## BEGIN SUPPLIED RECORDS

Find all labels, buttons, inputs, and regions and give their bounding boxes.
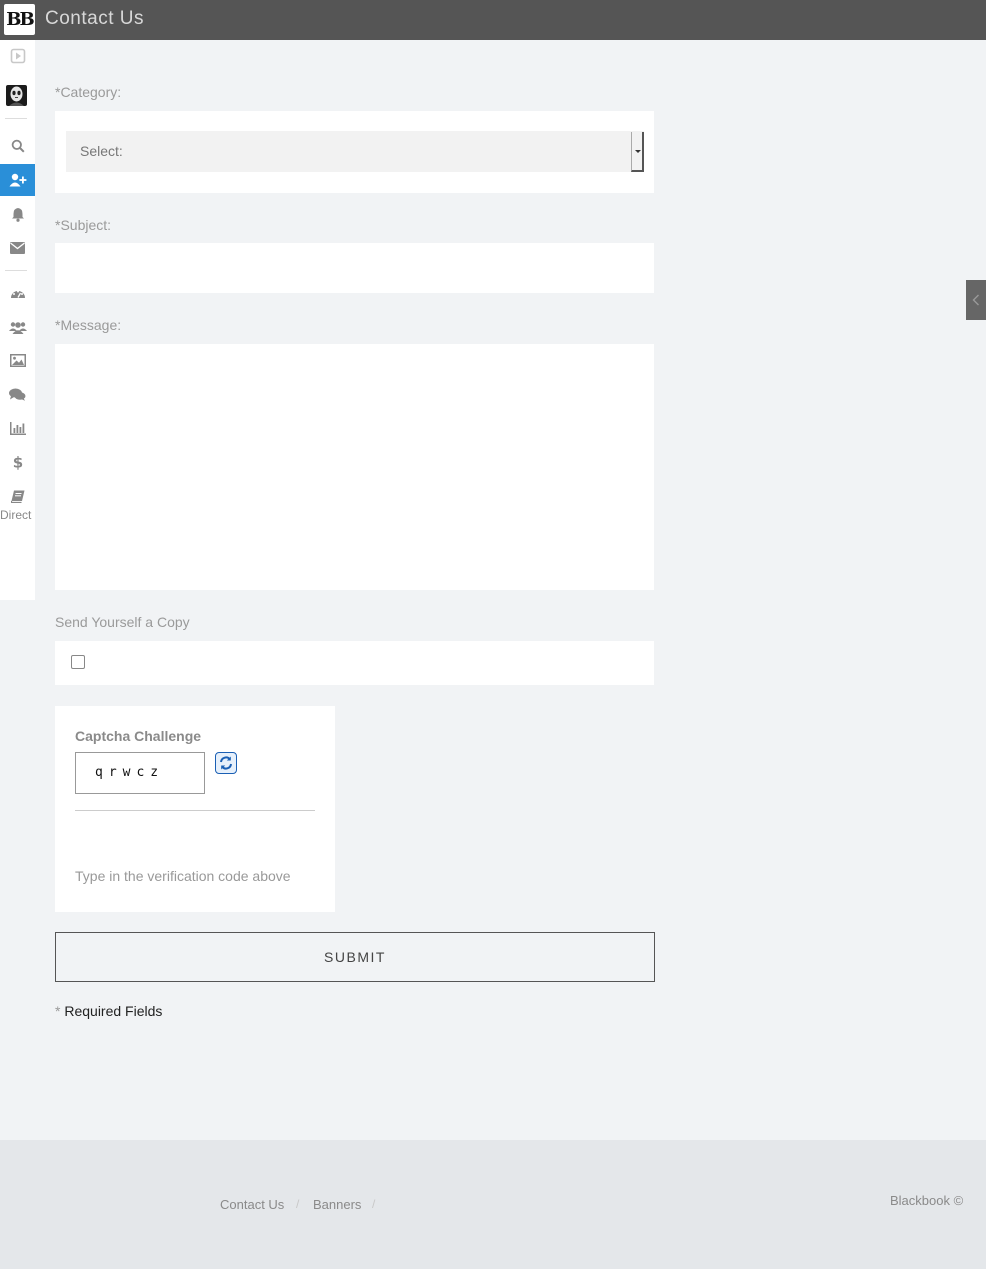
footer-separator: / [372, 1197, 376, 1211]
subject-input[interactable] [55, 243, 654, 293]
sidebar-divider [5, 270, 27, 271]
submit-button[interactable]: SUBMIT [55, 932, 655, 982]
sidebar-item-add-user[interactable] [0, 164, 35, 196]
footer-separator: / [296, 1197, 300, 1211]
footer-link-contact[interactable]: Contact Us [220, 1197, 284, 1212]
captcha-image: qrwcz [75, 752, 205, 794]
add-user-icon [9, 173, 26, 187]
captcha-hint: Type in the verification code above [75, 868, 291, 884]
footer [0, 1140, 986, 1269]
svg-text:$: $ [13, 454, 23, 470]
logo-mark: BB [6, 9, 34, 30]
bar-chart-icon [9, 421, 26, 435]
required-fields-note: * Required Fields [55, 1003, 162, 1019]
send-copy-label: Send Yourself a Copy [55, 614, 190, 630]
copyright: Blackbook © [890, 1193, 964, 1208]
chevron-left-icon [972, 294, 979, 306]
search-icon [11, 139, 25, 153]
category-select[interactable]: Select: [66, 131, 644, 172]
envelope-icon [10, 242, 25, 254]
chevron-down-icon[interactable] [631, 132, 644, 172]
sidebar-item-messages[interactable] [0, 232, 35, 264]
subject-label: *Subject: [55, 217, 112, 233]
message-textarea[interactable] [55, 344, 654, 590]
comments-icon [9, 388, 26, 401]
sidebar-item-stats[interactable] [0, 412, 35, 444]
sidebar: $ Direct [0, 40, 35, 600]
captcha-refresh-button[interactable] [215, 752, 237, 774]
page-title: Contact Us [45, 8, 144, 29]
send-copy-panel [55, 641, 654, 685]
captcha-input-line[interactable] [75, 810, 315, 811]
book-icon [10, 490, 24, 503]
required-text: Required Fields [64, 1003, 163, 1019]
sidebar-item-groups[interactable] [0, 311, 35, 343]
message-label: *Message: [55, 317, 122, 333]
site-logo[interactable]: BB [4, 4, 35, 35]
sidebar-item-photos[interactable] [0, 344, 35, 376]
captcha-title: Captcha Challenge [75, 728, 202, 744]
sidebar-item-chat[interactable] [0, 378, 35, 410]
refresh-icon [220, 756, 232, 770]
dollar-icon: $ [13, 454, 23, 470]
dashboard-icon [10, 290, 25, 298]
sidebar-item-play[interactable] [0, 40, 35, 72]
avatar-image [9, 86, 24, 106]
send-copy-checkbox[interactable] [71, 655, 85, 669]
sidebar-item-notifications[interactable] [0, 198, 35, 230]
sidebar-item-search[interactable] [0, 130, 35, 162]
required-star: * [55, 1003, 61, 1019]
top-header: BB Contact Us [0, 0, 986, 40]
avatar[interactable] [6, 85, 27, 106]
sidebar-item-dashboard[interactable] [0, 277, 35, 309]
panel-toggle-button[interactable] [966, 280, 986, 320]
sidebar-divider [5, 118, 27, 119]
bell-icon [11, 207, 24, 222]
sidebar-item-billing[interactable]: $ [0, 446, 35, 478]
users-icon [8, 321, 27, 334]
footer-link-banners[interactable]: Banners [313, 1197, 361, 1212]
category-label: *Category: [55, 84, 122, 100]
play-icon [10, 48, 25, 64]
image-icon [9, 353, 26, 367]
sidebar-item-directory-label[interactable]: Direct [0, 508, 31, 522]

## END SUPPLIED RECORDS

#### REQUIRED WORK:
Can you reproduce every line of the data above word for word, omitting any pictures from your answer?

#### TASK RESULT:
Find all labels, buttons, inputs, and regions and give their bounding boxes.
footer-separator: / [372, 1197, 376, 1211]
subject-input[interactable] [55, 243, 654, 293]
sidebar-divider [5, 270, 27, 271]
submit-button[interactable]: SUBMIT [55, 932, 655, 982]
sidebar-item-add-user[interactable] [0, 164, 35, 196]
footer-separator: / [296, 1197, 300, 1211]
footer-link-contact[interactable]: Contact Us [220, 1197, 284, 1212]
captcha-image: qrwcz [75, 752, 205, 794]
add-user-icon [9, 173, 26, 187]
captcha-hint: Type in the verification code above [75, 868, 291, 884]
footer [0, 1140, 986, 1269]
svg-text:$: $ [13, 454, 23, 470]
logo-mark: BB [6, 9, 34, 30]
bar-chart-icon [9, 421, 26, 435]
required-fields-note: * Required Fields [55, 1003, 162, 1019]
send-copy-label: Send Yourself a Copy [55, 614, 190, 630]
copyright: Blackbook © [890, 1193, 964, 1208]
chevron-left-icon [972, 294, 979, 306]
search-icon [11, 139, 25, 153]
category-select[interactable]: Select: [66, 131, 644, 172]
envelope-icon [10, 242, 25, 254]
chevron-down-icon[interactable] [631, 132, 644, 172]
sidebar-item-messages[interactable] [0, 232, 35, 264]
subject-label: *Subject: [55, 217, 112, 233]
message-textarea[interactable] [55, 344, 654, 590]
comments-icon [9, 388, 26, 401]
sidebar-item-stats[interactable] [0, 412, 35, 444]
sidebar: $ Direct [0, 40, 35, 600]
captcha-refresh-button[interactable] [215, 752, 237, 774]
page-title: Contact Us [45, 8, 144, 29]
send-copy-panel [55, 641, 654, 685]
captcha-input-line[interactable] [75, 810, 315, 811]
book-icon [10, 490, 24, 503]
required-text: Required Fields [64, 1003, 163, 1019]
sidebar-item-groups[interactable] [0, 311, 35, 343]
message-label: *Message: [55, 317, 122, 333]
site-logo[interactable]: BB [4, 4, 35, 35]
sidebar-item-photos[interactable] [0, 344, 35, 376]
captcha-title: Captcha Challenge [75, 728, 202, 744]
sidebar-item-chat[interactable] [0, 378, 35, 410]
refresh-icon [220, 756, 232, 770]
dollar-icon: $ [13, 454, 23, 470]
dashboard-icon [10, 290, 25, 298]
sidebar-item-play[interactable] [0, 40, 35, 72]
avatar-image [9, 86, 24, 106]
send-copy-checkbox[interactable] [71, 655, 85, 669]
sidebar-item-notifications[interactable] [0, 198, 35, 230]
sidebar-item-search[interactable] [0, 130, 35, 162]
required-star: * [55, 1003, 61, 1019]
top-header: BB Contact Us [0, 0, 986, 40]
avatar[interactable] [6, 85, 27, 106]
sidebar-item-dashboard[interactable] [0, 277, 35, 309]
panel-toggle-button[interactable] [966, 280, 986, 320]
sidebar-divider [5, 118, 27, 119]
bell-icon [11, 207, 24, 222]
sidebar-item-billing[interactable]: $ [0, 446, 35, 478]
users-icon [8, 321, 27, 334]
footer-link-banners[interactable]: Banners [313, 1197, 361, 1212]
category-label: *Category: [55, 84, 122, 100]
play-icon [10, 48, 25, 64]
image-icon [9, 353, 26, 367]
sidebar-item-directory-label[interactable]: Direct [0, 508, 31, 522]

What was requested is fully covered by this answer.